--- Start of Extracted entries ---

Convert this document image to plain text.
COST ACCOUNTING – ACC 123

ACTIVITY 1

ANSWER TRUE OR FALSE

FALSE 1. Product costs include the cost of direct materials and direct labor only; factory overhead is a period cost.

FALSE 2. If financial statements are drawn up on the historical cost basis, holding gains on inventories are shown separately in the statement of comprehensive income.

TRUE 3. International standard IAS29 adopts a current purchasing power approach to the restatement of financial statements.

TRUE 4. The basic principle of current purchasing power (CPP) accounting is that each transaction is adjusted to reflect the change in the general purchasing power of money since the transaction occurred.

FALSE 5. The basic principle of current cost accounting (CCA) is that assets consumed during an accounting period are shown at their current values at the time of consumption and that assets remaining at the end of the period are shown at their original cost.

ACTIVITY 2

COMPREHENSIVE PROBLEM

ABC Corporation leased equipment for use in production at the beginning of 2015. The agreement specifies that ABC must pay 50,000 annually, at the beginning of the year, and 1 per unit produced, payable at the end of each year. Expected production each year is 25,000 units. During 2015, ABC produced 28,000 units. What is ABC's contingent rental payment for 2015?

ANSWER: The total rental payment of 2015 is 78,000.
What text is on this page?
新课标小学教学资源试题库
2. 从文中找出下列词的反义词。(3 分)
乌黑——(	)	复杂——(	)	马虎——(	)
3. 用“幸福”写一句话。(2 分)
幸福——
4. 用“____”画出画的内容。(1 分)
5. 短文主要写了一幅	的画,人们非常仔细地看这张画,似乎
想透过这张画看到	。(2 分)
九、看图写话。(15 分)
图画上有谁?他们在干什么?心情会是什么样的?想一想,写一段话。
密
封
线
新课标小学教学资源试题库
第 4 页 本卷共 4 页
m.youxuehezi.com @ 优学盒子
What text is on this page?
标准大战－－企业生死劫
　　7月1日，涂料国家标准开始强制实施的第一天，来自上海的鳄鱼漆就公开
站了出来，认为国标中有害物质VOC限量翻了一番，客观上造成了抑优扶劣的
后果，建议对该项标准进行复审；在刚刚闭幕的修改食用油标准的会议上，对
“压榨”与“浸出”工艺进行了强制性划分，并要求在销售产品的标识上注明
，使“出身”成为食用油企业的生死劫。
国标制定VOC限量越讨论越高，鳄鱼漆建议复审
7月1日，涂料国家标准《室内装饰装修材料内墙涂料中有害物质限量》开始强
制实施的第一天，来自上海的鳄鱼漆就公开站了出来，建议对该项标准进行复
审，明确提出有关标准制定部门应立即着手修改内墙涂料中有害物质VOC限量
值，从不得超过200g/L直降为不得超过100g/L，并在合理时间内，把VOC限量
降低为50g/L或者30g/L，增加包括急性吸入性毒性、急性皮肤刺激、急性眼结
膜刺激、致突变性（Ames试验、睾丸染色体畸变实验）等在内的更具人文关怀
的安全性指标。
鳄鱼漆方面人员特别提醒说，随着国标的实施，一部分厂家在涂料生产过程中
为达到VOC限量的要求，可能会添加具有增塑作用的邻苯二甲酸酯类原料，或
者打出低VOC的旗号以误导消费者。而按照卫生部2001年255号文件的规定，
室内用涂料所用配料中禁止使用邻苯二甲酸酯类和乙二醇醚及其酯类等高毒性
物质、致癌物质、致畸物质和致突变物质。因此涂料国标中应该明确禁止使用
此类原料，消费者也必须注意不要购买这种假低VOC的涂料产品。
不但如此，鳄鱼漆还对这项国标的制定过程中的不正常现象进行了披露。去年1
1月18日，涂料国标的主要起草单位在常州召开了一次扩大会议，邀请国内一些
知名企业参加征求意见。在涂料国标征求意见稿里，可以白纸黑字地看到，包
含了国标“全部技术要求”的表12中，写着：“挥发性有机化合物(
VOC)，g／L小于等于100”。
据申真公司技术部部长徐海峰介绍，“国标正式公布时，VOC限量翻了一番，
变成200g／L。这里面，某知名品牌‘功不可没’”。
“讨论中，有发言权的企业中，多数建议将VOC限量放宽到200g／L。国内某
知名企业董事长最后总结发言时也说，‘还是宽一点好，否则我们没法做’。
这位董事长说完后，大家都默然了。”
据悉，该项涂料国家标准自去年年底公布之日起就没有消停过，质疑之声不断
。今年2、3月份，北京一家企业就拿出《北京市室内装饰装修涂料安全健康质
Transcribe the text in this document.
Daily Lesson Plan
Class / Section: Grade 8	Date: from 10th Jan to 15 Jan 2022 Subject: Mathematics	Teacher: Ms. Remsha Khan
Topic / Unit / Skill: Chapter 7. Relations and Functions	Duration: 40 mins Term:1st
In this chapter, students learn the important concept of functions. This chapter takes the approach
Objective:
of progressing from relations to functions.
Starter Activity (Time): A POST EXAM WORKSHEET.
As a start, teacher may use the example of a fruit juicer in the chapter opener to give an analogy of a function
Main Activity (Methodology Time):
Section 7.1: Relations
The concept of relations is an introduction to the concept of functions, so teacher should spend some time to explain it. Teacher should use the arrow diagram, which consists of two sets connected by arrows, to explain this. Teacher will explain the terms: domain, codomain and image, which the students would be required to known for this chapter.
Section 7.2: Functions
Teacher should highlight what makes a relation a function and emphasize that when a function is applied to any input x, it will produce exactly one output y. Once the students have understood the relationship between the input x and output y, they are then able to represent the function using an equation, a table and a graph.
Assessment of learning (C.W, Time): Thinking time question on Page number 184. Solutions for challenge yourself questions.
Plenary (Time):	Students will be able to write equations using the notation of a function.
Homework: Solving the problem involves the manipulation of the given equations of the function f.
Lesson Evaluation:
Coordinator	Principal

--- End of Extracted entries ---

What the exercise asks:
Look through the records and gather each line with the word "will".

Task result:
The concept of relations is an introduction to the concept of functions, so teacher should spend some time to explain it. Teacher should use the arrow diagram, which consists of two sets connected by arrows, to explain this. Teacher will explain the terms: domain, codomain and image, which the students would be required to known for this chapter.
Teacher should highlight what makes a relation a function and emphasize that when a function is applied to any input x, it will produce exactly one output y. Once the students have understood the relationship between the input x and output y, they are then able to represent the function using an equation, a table and a graph.
Plenary (Time):	Students will be able to write equations using the notation of a function.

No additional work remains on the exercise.